● **Required work**:
Return a copy of every line in the records that includes the word "data".

[START OF Exercise inputs]

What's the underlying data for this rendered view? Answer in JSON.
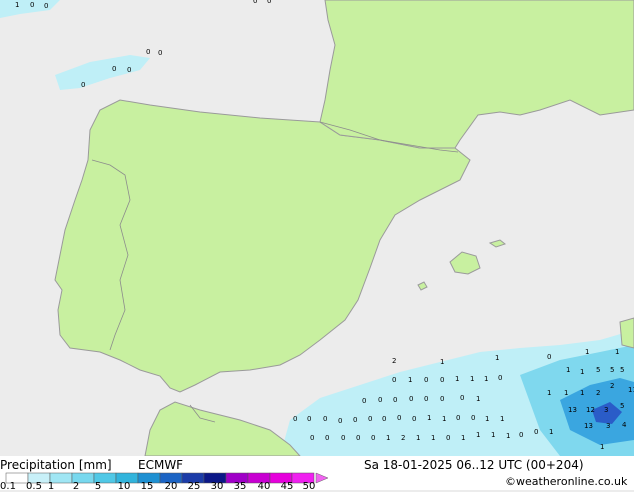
{
  "header": {
    "title": "Precipitation [mm]",
    "model": "ECMWF",
    "datetime": "Sa 18-01-2025 06..12 UTC (00+204)",
    "credit": "©weatheronline.co.uk"
  },
  "legend": {
    "ticks": [
      "0.1",
      "0.5",
      "1",
      "2",
      "5",
      "10",
      "15",
      "20",
      "25",
      "30",
      "35",
      "40",
      "45",
      "50"
    ],
    "colors": [
      "#ffffff",
      "#c8f0f8",
      "#a0e6f4",
      "#78d8ee",
      "#50c8e6",
      "#32b4dc",
      "#1e90d2",
      "#1c64c4",
      "#1c3ca8",
      "#0c1888",
      "#a000c8",
      "#c800d2",
      "#e600dc",
      "#f020f0",
      "#f064f0"
    ]
  },
  "map_values": {
    "north_sea": [
      "1",
      "0",
      "0",
      "0",
      "0",
      "0",
      "0",
      "0",
      "0",
      "0"
    ],
    "south_sea": [
      "0",
      "0",
      "0",
      "0",
      "0",
      "0",
      "0",
      "0",
      "0",
      "1",
      "1",
      "0",
      "0",
      "1",
      "1",
      "0",
      "0",
      "0",
      "0",
      "0",
      "1",
      "2",
      "1",
      "1",
      "0",
      "1",
      "1",
      "1",
      "1",
      "0",
      "0",
      "1",
      "0",
      "1",
      "0",
      "0",
      "1",
      "1",
      "1",
      "0",
      "0",
      "0",
      "0",
      "0",
      "0",
      "0",
      "0",
      "1",
      "2",
      "1",
      "1",
      "0",
      "1",
      "1",
      "1",
      "1",
      "5",
      "5",
      "5",
      "1",
      "1",
      "1",
      "2",
      "2",
      "11",
      "13",
      "12",
      "3",
      "5",
      "13",
      "3",
      "4",
      "1"
    ]
  },
  "colors": {
    "sea": "#ececec",
    "land": "#c8f0a0",
    "border": "#8c8c8c",
    "coast": "#9a9a9a"
  }
}
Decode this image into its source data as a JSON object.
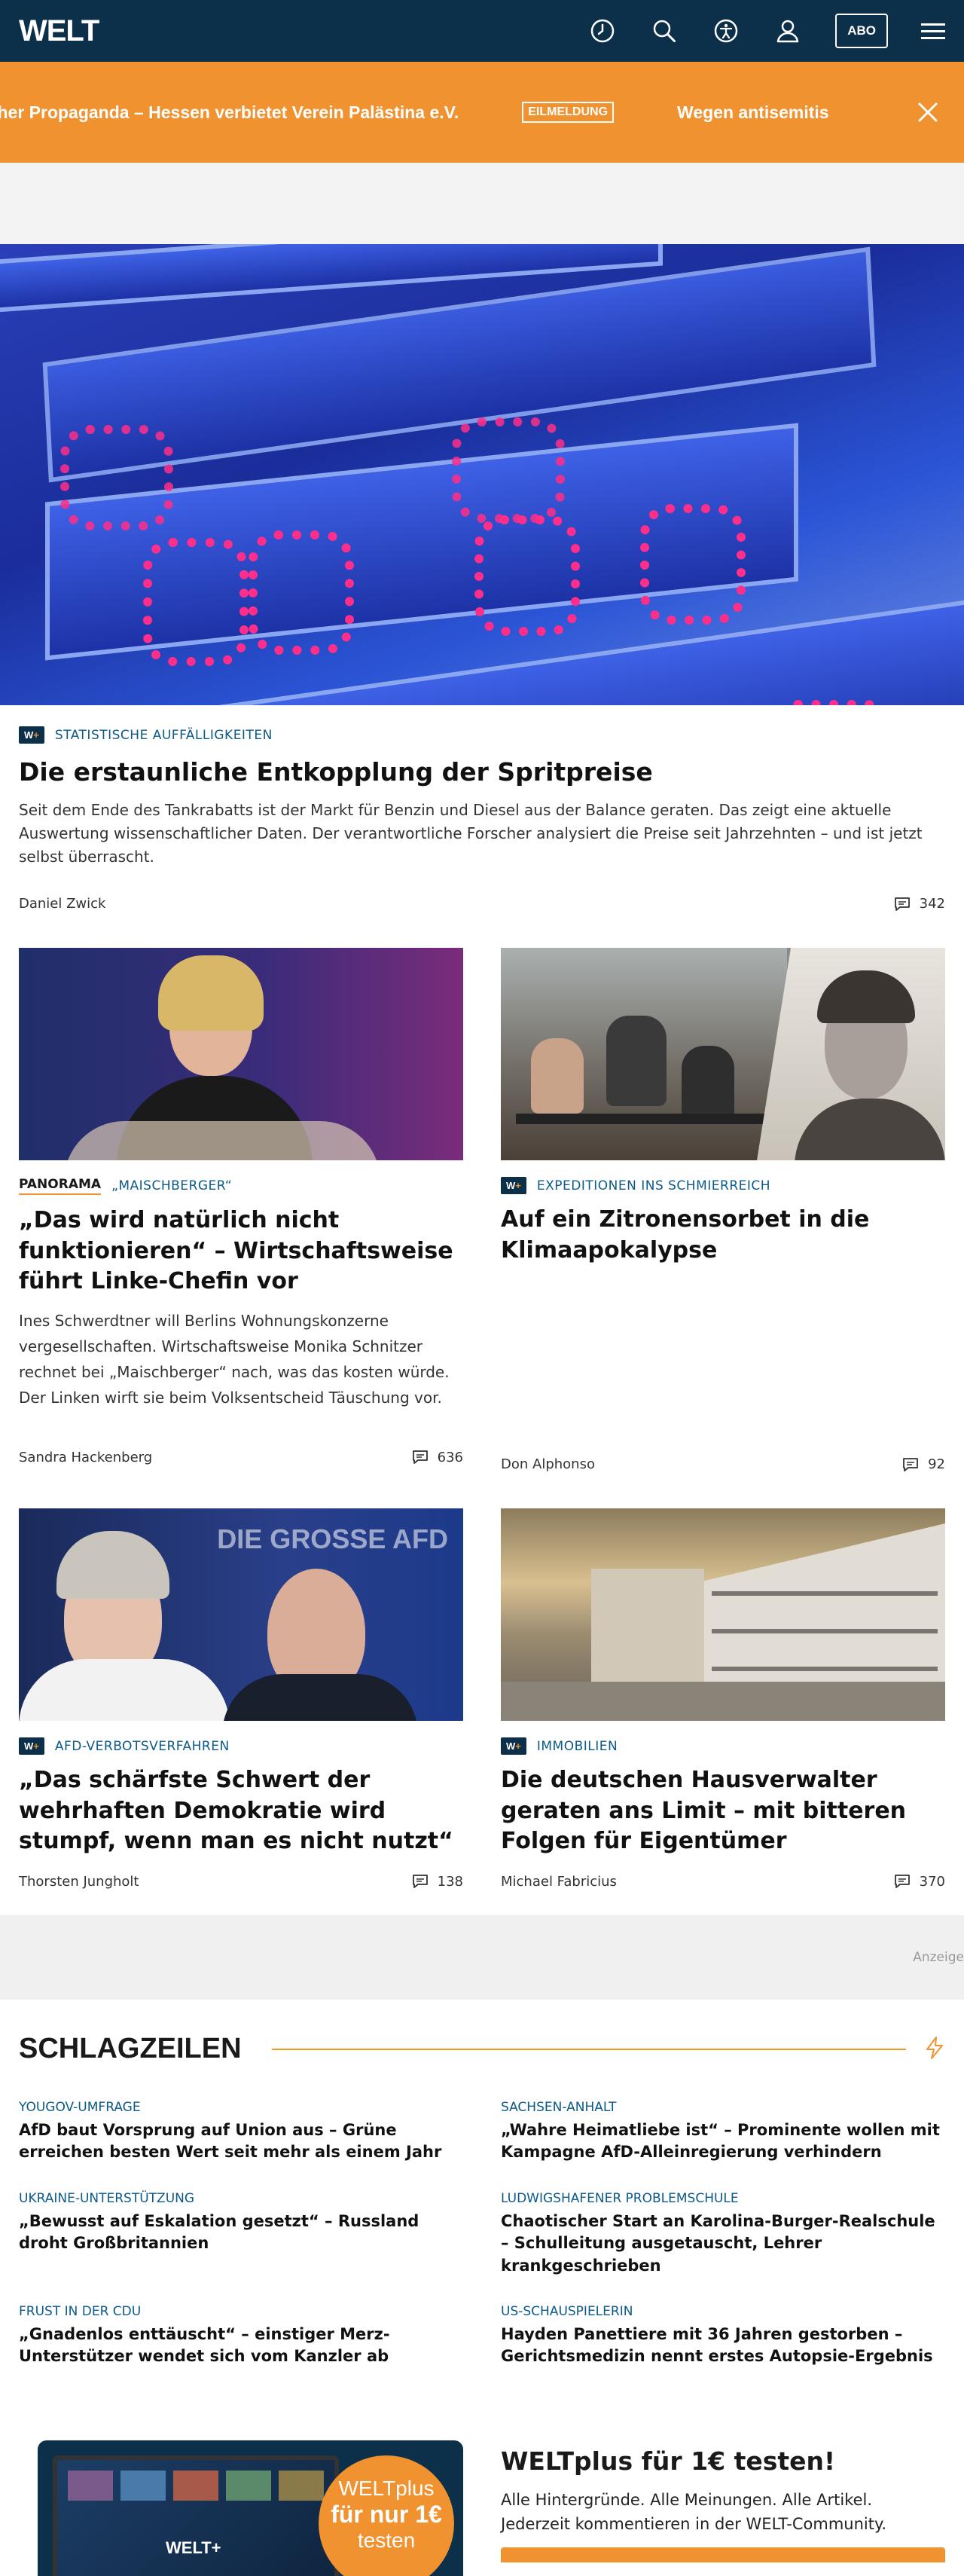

[END OF Exercise inputs]

● **Task response**:
What's the underlying data for this rendered view? Answer in JSON.
Decode this image into its source data as a JSON object.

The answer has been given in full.